+++ Data rows

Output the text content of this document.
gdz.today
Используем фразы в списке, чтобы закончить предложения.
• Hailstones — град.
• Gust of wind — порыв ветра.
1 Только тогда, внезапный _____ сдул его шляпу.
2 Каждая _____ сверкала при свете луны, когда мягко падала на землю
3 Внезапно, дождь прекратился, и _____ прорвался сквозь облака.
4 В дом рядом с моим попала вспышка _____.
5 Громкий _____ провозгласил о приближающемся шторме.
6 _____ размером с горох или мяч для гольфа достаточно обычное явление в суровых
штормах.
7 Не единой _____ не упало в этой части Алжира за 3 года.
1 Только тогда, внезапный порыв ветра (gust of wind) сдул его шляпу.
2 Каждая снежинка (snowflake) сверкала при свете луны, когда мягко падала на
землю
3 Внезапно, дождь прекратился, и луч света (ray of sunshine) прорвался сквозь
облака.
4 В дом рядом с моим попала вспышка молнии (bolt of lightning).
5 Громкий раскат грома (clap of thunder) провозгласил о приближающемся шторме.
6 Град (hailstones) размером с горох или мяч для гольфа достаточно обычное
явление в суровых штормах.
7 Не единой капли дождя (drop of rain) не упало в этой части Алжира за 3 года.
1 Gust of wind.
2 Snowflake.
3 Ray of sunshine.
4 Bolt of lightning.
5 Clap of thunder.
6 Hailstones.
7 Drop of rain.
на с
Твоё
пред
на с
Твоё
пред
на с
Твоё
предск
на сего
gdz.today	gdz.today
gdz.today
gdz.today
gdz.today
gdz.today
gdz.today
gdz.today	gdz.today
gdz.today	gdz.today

++++++

# [Exercise]
Write out all the data again, exactly as it appears.

# [Response to the task]
Output the text content of this document.
gdz.today
Используем фразы в списке, чтобы закончить предложения.
• Hailstones — град.
• Gust of wind — порыв ветра.
1 Только тогда, внезапный _____ сдул его шляпу.
2 Каждая _____ сверкала при свете луны, когда мягко падала на землю
3 Внезапно, дождь прекратился, и _____ прорвался сквозь облака.
4 В дом рядом с моим попала вспышка _____.
5 Громкий _____ провозгласил о приближающемся шторме.
6 _____ размером с горох или мяч для гольфа достаточно обычное явление в суровых
штормах.
7 Не единой _____ не упало в этой части Алжира за 3 года.
1 Только тогда, внезапный порыв ветра (gust of wind) сдул его шляпу.
2 Каждая снежинка (snowflake) сверкала при свете луны, когда мягко падала на
землю
3 Внезапно, дождь прекратился, и луч света (ray of sunshine) прорвался сквозь
облака.
4 В дом рядом с моим попала вспышка молнии (bolt of lightning).
5 Громкий раскат грома (clap of thunder) провозгласил о приближающемся шторме.
6 Град (hailstones) размером с горох или мяч для гольфа достаточно обычное
явление в суровых штормах.
7 Не единой капли дождя (drop of rain) не упало в этой части Алжира за 3 года.
1 Gust of wind.
2 Snowflake.
3 Ray of sunshine.
4 Bolt of lightning.
5 Clap of thunder.
6 Hailstones.
7 Drop of rain.
на с
Твоё
пред
на с
Твоё
пред
на с
Твоё
предск
на сего
gdz.today	gdz.today
gdz.today
gdz.today
gdz.today
gdz.today
gdz.today
gdz.today	gdz.today
gdz.today	gdz.today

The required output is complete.